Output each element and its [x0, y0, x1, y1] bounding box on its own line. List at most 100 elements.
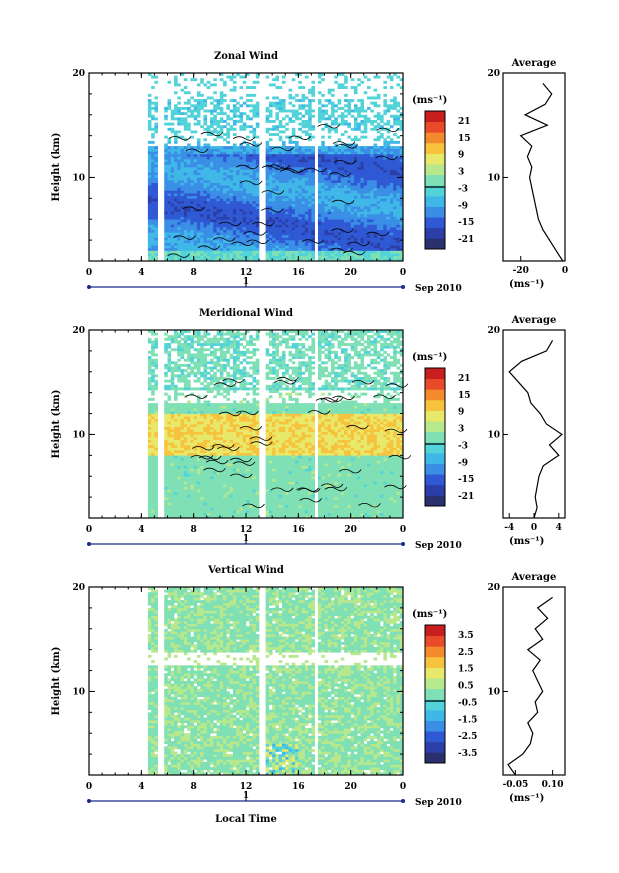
y-tick-label: 10 [72, 430, 85, 440]
average-x-label: (ms⁻¹) [509, 536, 544, 547]
date-label: Sep 2010 [415, 541, 462, 551]
heatmap-cells [147, 587, 404, 776]
average-profile [502, 72, 566, 262]
average-profile [502, 329, 566, 519]
x-tick-label: 0 [86, 782, 92, 792]
x-tick-label: 0 [400, 782, 406, 792]
colorbar-tick-label: 3 [458, 168, 464, 178]
colorbar-tick-label: 0.5 [458, 682, 474, 692]
colorbar-tick-label: -15 [458, 475, 474, 485]
y-tick-label: 20 [72, 326, 85, 336]
panel-title: Meridional Wind [199, 308, 293, 319]
average-x-tick-label: 0 [531, 523, 537, 533]
colorbar-tick-label: 3.5 [458, 631, 474, 641]
contour-lines [185, 376, 412, 508]
colorbar-tick-label: -15 [458, 218, 474, 228]
y-tick-label: 20 [72, 583, 85, 593]
colorbar-tick-label: 21 [458, 117, 471, 127]
x-tick-label: 8 [191, 782, 197, 792]
y-tick-label: 10 [72, 687, 85, 697]
y-tick-label: 20 [72, 69, 85, 79]
average-y-tick-label: 10 [487, 430, 500, 440]
colorbar-tick-label: -21 [458, 492, 474, 502]
average-y-tick-label: 20 [487, 583, 500, 593]
contour-lines [167, 124, 400, 258]
x-tick-label: 16 [292, 782, 305, 792]
colorbar-unit: (ms⁻¹) [412, 95, 447, 106]
x-tick-label: 8 [191, 525, 197, 535]
x-tick-label: 4 [138, 268, 144, 278]
date-tick-label: 1 [243, 277, 249, 287]
colorbar [424, 110, 446, 250]
colorbar-tick-label: -9 [458, 458, 468, 468]
colorbar-tick-label: -21 [458, 235, 474, 245]
x-tick-label: 4 [138, 525, 144, 535]
average-title: Average [511, 572, 557, 583]
colorbar-tick-label: -3 [458, 184, 468, 194]
average-line [507, 596, 553, 776]
x-tick-label: 12 [240, 782, 253, 792]
colorbar-tick-label: -9 [458, 201, 468, 211]
x-tick-label: 12 [240, 268, 253, 278]
date-tick-label: 1 [243, 534, 249, 544]
y-tick-label: 10 [72, 173, 85, 183]
average-x-label: (ms⁻¹) [509, 793, 544, 804]
x-tick-label: 16 [292, 525, 305, 535]
colorbar-tick-label: -1.5 [458, 715, 477, 725]
average-y-tick-label: 20 [487, 326, 500, 336]
average-y-tick-label: 20 [487, 69, 500, 79]
date-tick-label: 1 [243, 791, 249, 801]
panel-title: Zonal Wind [214, 51, 278, 62]
colorbar-tick-label: -0.5 [458, 698, 477, 708]
average-frame [502, 72, 566, 262]
average-x-tick-label: 0 [562, 266, 568, 276]
colorbar [424, 367, 446, 507]
average-x-tick-label: 0.10 [542, 780, 564, 790]
panel-title: Vertical Wind [207, 565, 284, 576]
x-tick-label: 20 [344, 268, 357, 278]
date-label: Sep 2010 [415, 798, 462, 808]
x-tick-label: 20 [344, 525, 357, 535]
heatmap-cells [147, 73, 404, 262]
average-x-tick-label: -4 [504, 523, 514, 533]
colorbar-unit: (ms⁻¹) [412, 609, 447, 620]
x-tick-label: 20 [344, 782, 357, 792]
average-title: Average [511, 58, 557, 69]
x-tick-label: 0 [86, 268, 92, 278]
x-tick-label: 0 [86, 525, 92, 535]
average-frame [502, 329, 566, 519]
x-tick-label: 4 [138, 782, 144, 792]
average-line [519, 83, 564, 262]
average-x-label: (ms⁻¹) [509, 279, 544, 290]
colorbar-tick-label: -2.5 [458, 732, 477, 742]
panel-1: Height (km) [51, 329, 566, 546]
colorbar-tick-label: 1.5 [458, 665, 474, 675]
average-y-tick-label: 10 [487, 687, 500, 697]
x-tick-label: 0 [400, 268, 406, 278]
average-x-tick-label: 4 [556, 523, 562, 533]
date-label: Sep 2010 [415, 284, 462, 294]
panel-2: Height (km) [51, 586, 566, 803]
average-frame [502, 586, 566, 776]
panel-0: Height (km) [51, 72, 566, 289]
average-y-tick-label: 10 [487, 173, 500, 183]
colorbar-tick-label: 9 [458, 151, 464, 161]
average-x-tick-label: -0.05 [503, 780, 529, 790]
x-tick-label: 8 [191, 268, 197, 278]
x-tick-label: 12 [240, 525, 253, 535]
y-axis-label: Height (km) [51, 390, 62, 459]
heatmap-cells [147, 330, 404, 519]
colorbar-tick-label: 21 [458, 374, 471, 384]
average-profile [502, 586, 566, 776]
average-line [508, 340, 563, 519]
colorbar-tick-label: -3 [458, 441, 468, 451]
x-tick-label: 0 [400, 525, 406, 535]
x-tick-label: 16 [292, 268, 305, 278]
colorbar-tick-label: 3 [458, 425, 464, 435]
x-axis-label: Local Time [215, 814, 277, 825]
colorbar-tick-label: 9 [458, 408, 464, 418]
y-axis-label: Height (km) [51, 133, 62, 202]
colorbar-tick-label: -3.5 [458, 749, 477, 759]
colorbar-tick-label: 15 [458, 134, 471, 144]
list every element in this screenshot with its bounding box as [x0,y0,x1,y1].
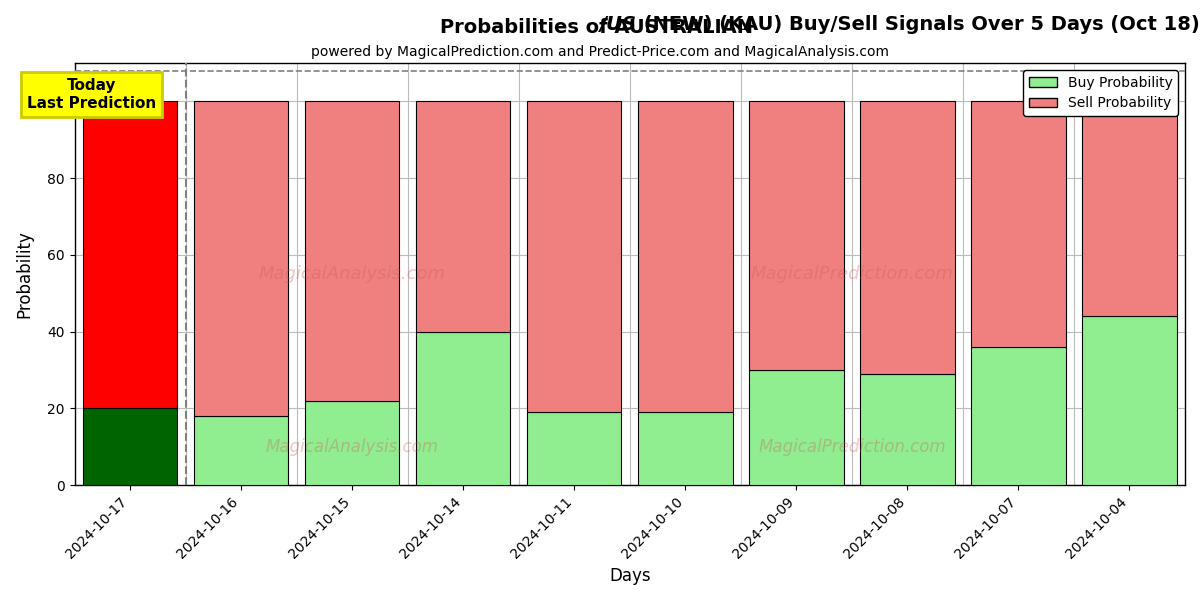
Bar [971,347,1066,485]
Text: Today
Last Prediction: Today Last Prediction [26,79,156,111]
Text: MagicalPrediction.com: MagicalPrediction.com [750,265,953,283]
Bar [527,101,622,412]
Text: powered by MagicalPrediction.com and Predict-Price.com and MagicalAnalysis.com: powered by MagicalPrediction.com and Pre… [311,45,889,59]
X-axis label: Days: Days [610,567,650,585]
Legend: Buy Probability, Sell Probability: Buy Probability, Sell Probability [1024,70,1178,116]
Text: MagicalAnalysis.com: MagicalAnalysis.com [259,265,445,283]
Bar [1082,316,1177,485]
Bar [194,101,288,416]
Text: MagicalAnalysis.com: MagicalAnalysis.com [265,438,439,456]
Text: Probabilities of AUSTRALIAN: Probabilities of AUSTRALIAN [440,18,760,37]
Text: /US: /US [600,15,637,34]
Bar [416,332,510,485]
Bar [83,101,178,409]
Bar [83,409,178,485]
Bar [194,416,288,485]
Bar [638,412,732,485]
Bar [749,370,844,485]
Bar [638,101,732,412]
Bar [749,101,844,370]
Bar [971,101,1066,347]
Text: MagicalPrediction.com: MagicalPrediction.com [758,438,946,456]
Bar [860,101,955,374]
Bar [305,401,400,485]
Bar [527,412,622,485]
Bar [305,101,400,401]
Bar [1082,101,1177,316]
Bar [416,101,510,332]
Y-axis label: Probability: Probability [16,230,34,318]
Text: (NEW) (KAU) Buy/Sell Signals Over 5 Days (Oct 18): (NEW) (KAU) Buy/Sell Signals Over 5 Days… [637,15,1200,34]
Bar [860,374,955,485]
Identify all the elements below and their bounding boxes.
==================================================
What you will do. Please rewrite all of the rows above, changing "colorbar-tick-label" to "scale-tick-label" wherever it appears and keeping everything else the same. Leave out the pictures.

Written response.
Output each element and its [x0, y0, x1, y1] bounding box on its own line. List at most 100 elements.
y-tick-label: 10 [72, 430, 85, 440]
average-x-label: (ms⁻¹) [509, 536, 544, 547]
date-label: Sep 2010 [415, 541, 462, 551]
heatmap-cells [147, 587, 404, 776]
average-profile [502, 72, 566, 262]
average-profile [502, 329, 566, 519]
x-tick-label: 0 [86, 782, 92, 792]
x-tick-label: 0 [400, 782, 406, 792]
scale-tick-label: 3 [458, 168, 464, 178]
scale-tick-label: 0.5 [458, 682, 474, 692]
scale-tick-label: -15 [458, 475, 474, 485]
y-tick-label: 20 [72, 326, 85, 336]
panel-title: Meridional Wind [199, 308, 293, 319]
average-x-tick-label: 0 [531, 523, 537, 533]
scale-tick-label: 3.5 [458, 631, 474, 641]
contour-lines [185, 376, 412, 508]
scale-tick-label: -15 [458, 218, 474, 228]
y-tick-label: 20 [72, 583, 85, 593]
scale-tick-label: 21 [458, 117, 471, 127]
x-tick-label: 8 [191, 782, 197, 792]
y-tick-label: 10 [72, 687, 85, 697]
y-tick-label: 20 [72, 69, 85, 79]
average-y-tick-label: 10 [487, 430, 500, 440]
scale-tick-label: -21 [458, 492, 474, 502]
average-y-tick-label: 20 [487, 583, 500, 593]
contour-lines [167, 124, 400, 258]
x-tick-label: 16 [292, 782, 305, 792]
colorbar-unit: (ms⁻¹) [412, 95, 447, 106]
x-tick-label: 8 [191, 525, 197, 535]
x-tick-label: 4 [138, 268, 144, 278]
date-tick-label: 1 [243, 277, 249, 287]
colorbar [424, 110, 446, 250]
scale-tick-label: -9 [458, 458, 468, 468]
scale-tick-label: -21 [458, 235, 474, 245]
x-tick-label: 4 [138, 525, 144, 535]
average-title: Average [511, 572, 557, 583]
scale-tick-label: -3 [458, 184, 468, 194]
average-line [507, 596, 553, 776]
x-tick-label: 12 [240, 782, 253, 792]
scale-tick-label: -9 [458, 201, 468, 211]
x-tick-label: 12 [240, 268, 253, 278]
date-tick-label: 1 [243, 534, 249, 544]
y-tick-label: 10 [72, 173, 85, 183]
average-x-label: (ms⁻¹) [509, 793, 544, 804]
x-tick-label: 16 [292, 525, 305, 535]
scale-tick-label: -1.5 [458, 715, 477, 725]
average-y-tick-label: 20 [487, 326, 500, 336]
average-y-tick-label: 20 [487, 69, 500, 79]
date-tick-label: 1 [243, 791, 249, 801]
panel-title: Zonal Wind [214, 51, 278, 62]
scale-tick-label: -0.5 [458, 698, 477, 708]
average-frame [502, 72, 566, 262]
average-x-tick-label: 0 [562, 266, 568, 276]
colorbar [424, 367, 446, 507]
average-x-tick-label: 0.10 [542, 780, 564, 790]
panel-title: Vertical Wind [207, 565, 284, 576]
x-tick-label: 20 [344, 268, 357, 278]
date-label: Sep 2010 [415, 798, 462, 808]
x-tick-label: 20 [344, 525, 357, 535]
heatmap-cells [147, 73, 404, 262]
average-x-tick-label: -4 [504, 523, 514, 533]
colorbar-unit: (ms⁻¹) [412, 609, 447, 620]
x-tick-label: 20 [344, 782, 357, 792]
average-title: Average [511, 58, 557, 69]
x-tick-label: 0 [86, 268, 92, 278]
x-tick-label: 0 [86, 525, 92, 535]
average-frame [502, 329, 566, 519]
x-tick-label: 4 [138, 782, 144, 792]
average-line [519, 83, 564, 262]
average-x-label: (ms⁻¹) [509, 279, 544, 290]
scale-tick-label: -2.5 [458, 732, 477, 742]
panel-1: Height (km) [51, 329, 566, 546]
scale-tick-label: 1.5 [458, 665, 474, 675]
average-y-tick-label: 10 [487, 687, 500, 697]
x-tick-label: 0 [400, 268, 406, 278]
average-x-tick-label: 4 [556, 523, 562, 533]
date-label: Sep 2010 [415, 284, 462, 294]
panel-2: Height (km) [51, 586, 566, 803]
average-frame [502, 586, 566, 776]
panel-0: Height (km) [51, 72, 566, 289]
average-y-tick-label: 10 [487, 173, 500, 183]
scale-tick-label: 9 [458, 151, 464, 161]
average-x-tick-label: -0.05 [503, 780, 529, 790]
x-tick-label: 8 [191, 268, 197, 278]
x-tick-label: 12 [240, 525, 253, 535]
y-axis-label: Height (km) [51, 390, 62, 459]
heatmap-cells [147, 330, 404, 519]
scale-tick-label: 21 [458, 374, 471, 384]
average-profile [502, 586, 566, 776]
average-line [508, 340, 563, 519]
scale-tick-label: -3 [458, 441, 468, 451]
x-tick-label: 0 [400, 525, 406, 535]
x-tick-label: 16 [292, 268, 305, 278]
scale-tick-label: 3 [458, 425, 464, 435]
x-axis-label: Local Time [215, 814, 277, 825]
scale-tick-label: 9 [458, 408, 464, 418]
y-axis-label: Height (km) [51, 133, 62, 202]
scale-tick-label: -3.5 [458, 749, 477, 759]
scale-tick-label: 15 [458, 134, 471, 144]
list every element in this screenshot with its bounding box as [x0,y0,x1,y1].
Bar [971,347,1066,485]
Text: Today
Last Prediction: Today Last Prediction [26,79,156,111]
Text: MagicalPrediction.com: MagicalPrediction.com [750,265,953,283]
Bar [527,101,622,412]
Text: powered by MagicalPrediction.com and Predict-Price.com and MagicalAnalysis.com: powered by MagicalPrediction.com and Pre… [311,45,889,59]
X-axis label: Days: Days [610,567,650,585]
Legend: Buy Probability, Sell Probability: Buy Probability, Sell Probability [1024,70,1178,116]
Text: MagicalAnalysis.com: MagicalAnalysis.com [259,265,445,283]
Bar [1082,316,1177,485]
Bar [194,101,288,416]
Text: MagicalAnalysis.com: MagicalAnalysis.com [265,438,439,456]
Text: Probabilities of AUSTRALIAN: Probabilities of AUSTRALIAN [440,18,760,37]
Text: /US: /US [600,15,637,34]
Bar [416,332,510,485]
Bar [83,101,178,409]
Bar [83,409,178,485]
Bar [194,416,288,485]
Bar [638,412,732,485]
Bar [749,370,844,485]
Bar [638,101,732,412]
Bar [749,101,844,370]
Bar [971,101,1066,347]
Text: MagicalPrediction.com: MagicalPrediction.com [758,438,946,456]
Bar [860,101,955,374]
Bar [305,401,400,485]
Bar [527,412,622,485]
Bar [305,101,400,401]
Bar [1082,101,1177,316]
Bar [416,101,510,332]
Y-axis label: Probability: Probability [16,230,34,318]
Text: (NEW) (KAU) Buy/Sell Signals Over 5 Days (Oct 18): (NEW) (KAU) Buy/Sell Signals Over 5 Days… [637,15,1200,34]
Bar [860,374,955,485]
Identify all the elements below and their bounding boxes.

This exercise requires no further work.